Figure collection entries:

((

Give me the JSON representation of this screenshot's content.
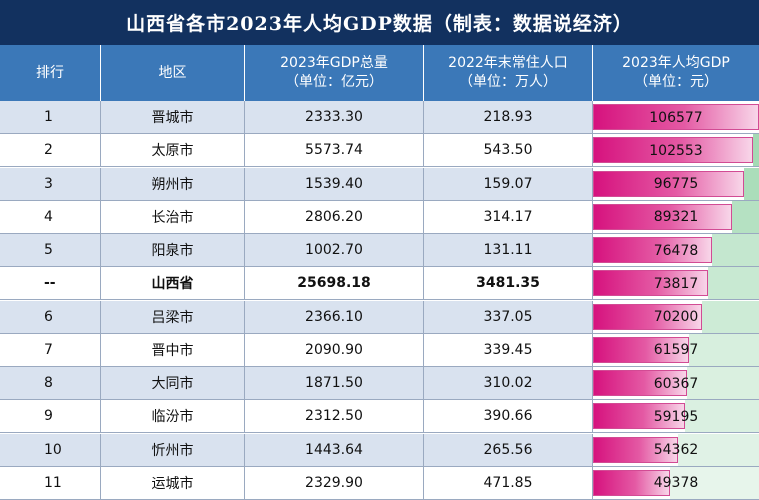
{
  "title": "山西省各市2023年人均GDP数据（制表：数据说经济）",
  "headers": [
    {
      "l1": "排行",
      "l2": ""
    },
    {
      "l1": "地区",
      "l2": ""
    },
    {
      "l1": "2023年GDP总量",
      "l2": "（单位：亿元）"
    },
    {
      "l1": "2022年末常住人口",
      "l2": "（单位：万人）"
    },
    {
      "l1": "2023年人均GDP",
      "l2": "（单位：元）"
    }
  ],
  "rows": [
    {
      "rank": "1",
      "region": "晋城市",
      "gdp": "2333.30",
      "pop": "218.93",
      "pc": 106577,
      "bold": false
    },
    {
      "rank": "2",
      "region": "太原市",
      "gdp": "5573.74",
      "pop": "543.50",
      "pc": 102553,
      "bold": false
    },
    {
      "rank": "3",
      "region": "朔州市",
      "gdp": "1539.40",
      "pop": "159.07",
      "pc": 96775,
      "bold": false
    },
    {
      "rank": "4",
      "region": "长治市",
      "gdp": "2806.20",
      "pop": "314.17",
      "pc": 89321,
      "bold": false
    },
    {
      "rank": "5",
      "region": "阳泉市",
      "gdp": "1002.70",
      "pop": "131.11",
      "pc": 76478,
      "bold": false
    },
    {
      "rank": "--",
      "region": "山西省",
      "gdp": "25698.18",
      "pop": "3481.35",
      "pc": 73817,
      "bold": true
    },
    {
      "rank": "6",
      "region": "吕梁市",
      "gdp": "2366.10",
      "pop": "337.05",
      "pc": 70200,
      "bold": false
    },
    {
      "rank": "7",
      "region": "晋中市",
      "gdp": "2090.90",
      "pop": "339.45",
      "pc": 61597,
      "bold": false
    },
    {
      "rank": "8",
      "region": "大同市",
      "gdp": "1871.50",
      "pop": "310.02",
      "pc": 60367,
      "bold": false
    },
    {
      "rank": "9",
      "region": "临汾市",
      "gdp": "2312.50",
      "pop": "390.66",
      "pc": 59195,
      "bold": false
    },
    {
      "rank": "10",
      "region": "忻州市",
      "gdp": "1443.64",
      "pop": "265.56",
      "pc": 54362,
      "bold": false
    },
    {
      "rank": "11",
      "region": "运城市",
      "gdp": "2329.90",
      "pop": "471.85",
      "pc": 49378,
      "bold": false
    }
  ],
  "colors": {
    "title_bg": "#12315f",
    "header_bg": "#3b78b8",
    "row_band": "#d9e2ef",
    "bar_start": "#d6127e",
    "bar_end": "#f8d6e9",
    "green_fill": "#9fd8b0"
  }
}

))

WHAT TO WORK ON: Find all lines with "rank" in them and copy each one.

OUTPUT FOR THIS EXERCISE:
      "rank": "1",
      "rank": "2",
      "rank": "3",
      "rank": "4",
      "rank": "5",
      "rank": "--",
      "rank": "6",
      "rank": "7",
      "rank": "8",
      "rank": "9",
      "rank": "10",
      "rank": "11",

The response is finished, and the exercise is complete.